Problem details:
Write out all of the lines below, exactly and completely.

[Collected data entries]
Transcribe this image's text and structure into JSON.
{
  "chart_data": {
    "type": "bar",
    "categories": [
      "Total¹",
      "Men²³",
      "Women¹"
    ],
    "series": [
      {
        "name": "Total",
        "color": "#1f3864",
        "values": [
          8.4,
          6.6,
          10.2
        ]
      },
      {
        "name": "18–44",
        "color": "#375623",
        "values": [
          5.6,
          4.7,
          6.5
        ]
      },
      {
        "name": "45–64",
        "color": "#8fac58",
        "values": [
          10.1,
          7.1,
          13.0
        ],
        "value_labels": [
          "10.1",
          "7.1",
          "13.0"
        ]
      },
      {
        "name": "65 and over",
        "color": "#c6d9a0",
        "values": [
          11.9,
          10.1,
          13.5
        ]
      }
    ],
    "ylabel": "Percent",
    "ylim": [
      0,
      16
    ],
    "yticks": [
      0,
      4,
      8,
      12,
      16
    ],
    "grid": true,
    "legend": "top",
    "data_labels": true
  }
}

Solution for this task:
Transcribe this image's text and structure into JSON.
{
  "chart_data": {
    "type": "bar",
    "categories": [
      "Total¹",
      "Men²³",
      "Women¹"
    ],
    "series": [
      {
        "name": "Total",
        "color": "#1f3864",
        "values": [
          8.4,
          6.6,
          10.2
        ]
      },
      {
        "name": "18–44",
        "color": "#375623",
        "values": [
          5.6,
          4.7,
          6.5
        ]
      },
      {
        "name": "45–64",
        "color": "#8fac58",
        "values": [
          10.1,
          7.1,
          13.0
        ],
        "value_labels": [
          "10.1",
          "7.1",
          "13.0"
        ]
      },
      {
        "name": "65 and over",
        "color": "#c6d9a0",
        "values": [
          11.9,
          10.1,
          13.5
        ]
      }
    ],
    "ylabel": "Percent",
    "ylim": [
      0,
      16
    ],
    "yticks": [
      0,
      4,
      8,
      12,
      16
    ],
    "grid": true,
    "legend": "top",
    "data_labels": true
  }
}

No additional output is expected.